▸ DESCRIPTION OF THE TASK
Below are records to transcribe exactly, without their pictures.

»»

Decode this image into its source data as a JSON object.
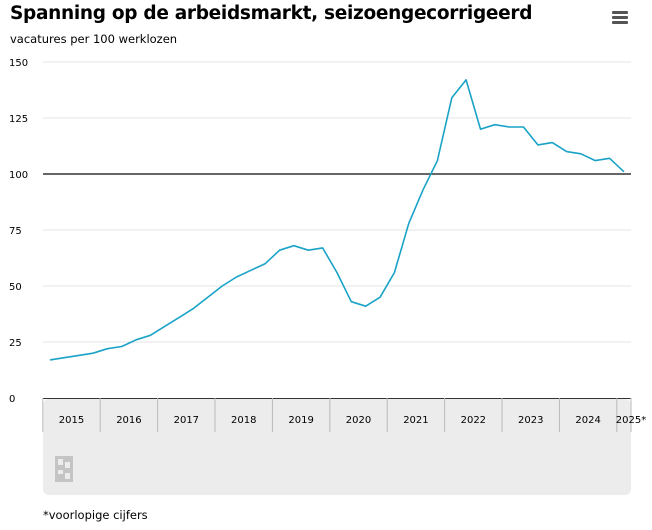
{
  "header": {
    "title": "Spanning op de arbeidsmarkt, seizoengecorrigeerd",
    "subtitle": "vacatures per 100 werklozen"
  },
  "menu_icon": "hamburger-menu-icon",
  "logo_icon": "cbs-logo-icon",
  "footnote": "*voorlopige cijfers",
  "colors": {
    "line": "#1aa3c7",
    "reference_line": "#333333",
    "grid": "#e6e6e6",
    "navigator_bg": "#ececec"
  },
  "chart_data": {
    "type": "line",
    "title": "Spanning op de arbeidsmarkt, seizoengecorrigeerd",
    "ylabel": "vacatures per 100 werklozen",
    "xlabel": "",
    "ylim": [
      0,
      150
    ],
    "yticks": [
      0,
      25,
      50,
      75,
      100,
      125,
      150
    ],
    "year_labels": [
      "2015",
      "2016",
      "2017",
      "2018",
      "2019",
      "2020",
      "2021",
      "2022",
      "2023",
      "2024",
      "2025*"
    ],
    "x_quarters": [
      "2015 Q1",
      "2015 Q2",
      "2015 Q3",
      "2015 Q4",
      "2016 Q1",
      "2016 Q2",
      "2016 Q3",
      "2016 Q4",
      "2017 Q1",
      "2017 Q2",
      "2017 Q3",
      "2017 Q4",
      "2018 Q1",
      "2018 Q2",
      "2018 Q3",
      "2018 Q4",
      "2019 Q1",
      "2019 Q2",
      "2019 Q3",
      "2019 Q4",
      "2020 Q1",
      "2020 Q2",
      "2020 Q3",
      "2020 Q4",
      "2021 Q1",
      "2021 Q2",
      "2021 Q3",
      "2021 Q4",
      "2022 Q1",
      "2022 Q2",
      "2022 Q3",
      "2022 Q4",
      "2023 Q1",
      "2023 Q2",
      "2023 Q3",
      "2023 Q4",
      "2024 Q1",
      "2024 Q2",
      "2024 Q3",
      "2024 Q4",
      "2025 Q1"
    ],
    "values": [
      17,
      18,
      19,
      20,
      22,
      23,
      26,
      28,
      32,
      36,
      40,
      45,
      50,
      54,
      57,
      60,
      66,
      68,
      66,
      67,
      56,
      43,
      41,
      45,
      56,
      78,
      93,
      106,
      134,
      142,
      120,
      122,
      121,
      121,
      113,
      114,
      110,
      109,
      106,
      107,
      101
    ],
    "reference_line": 100,
    "grid": true,
    "legend": "none"
  }
}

««

▸ THE COMPLETED TASK
Decode this image into its source data as a JSON object.
{
  "header": {
    "title": "Spanning op de arbeidsmarkt, seizoengecorrigeerd",
    "subtitle": "vacatures per 100 werklozen"
  },
  "menu_icon": "hamburger-menu-icon",
  "logo_icon": "cbs-logo-icon",
  "footnote": "*voorlopige cijfers",
  "colors": {
    "line": "#1aa3c7",
    "reference_line": "#333333",
    "grid": "#e6e6e6",
    "navigator_bg": "#ececec"
  },
  "chart_data": {
    "type": "line",
    "title": "Spanning op de arbeidsmarkt, seizoengecorrigeerd",
    "ylabel": "vacatures per 100 werklozen",
    "xlabel": "",
    "ylim": [
      0,
      150
    ],
    "yticks": [
      0,
      25,
      50,
      75,
      100,
      125,
      150
    ],
    "year_labels": [
      "2015",
      "2016",
      "2017",
      "2018",
      "2019",
      "2020",
      "2021",
      "2022",
      "2023",
      "2024",
      "2025*"
    ],
    "x_quarters": [
      "2015 Q1",
      "2015 Q2",
      "2015 Q3",
      "2015 Q4",
      "2016 Q1",
      "2016 Q2",
      "2016 Q3",
      "2016 Q4",
      "2017 Q1",
      "2017 Q2",
      "2017 Q3",
      "2017 Q4",
      "2018 Q1",
      "2018 Q2",
      "2018 Q3",
      "2018 Q4",
      "2019 Q1",
      "2019 Q2",
      "2019 Q3",
      "2019 Q4",
      "2020 Q1",
      "2020 Q2",
      "2020 Q3",
      "2020 Q4",
      "2021 Q1",
      "2021 Q2",
      "2021 Q3",
      "2021 Q4",
      "2022 Q1",
      "2022 Q2",
      "2022 Q3",
      "2022 Q4",
      "2023 Q1",
      "2023 Q2",
      "2023 Q3",
      "2023 Q4",
      "2024 Q1",
      "2024 Q2",
      "2024 Q3",
      "2024 Q4",
      "2025 Q1"
    ],
    "values": [
      17,
      18,
      19,
      20,
      22,
      23,
      26,
      28,
      32,
      36,
      40,
      45,
      50,
      54,
      57,
      60,
      66,
      68,
      66,
      67,
      56,
      43,
      41,
      45,
      56,
      78,
      93,
      106,
      134,
      142,
      120,
      122,
      121,
      121,
      113,
      114,
      110,
      109,
      106,
      107,
      101
    ],
    "reference_line": 100,
    "grid": true,
    "legend": "none"
  }
}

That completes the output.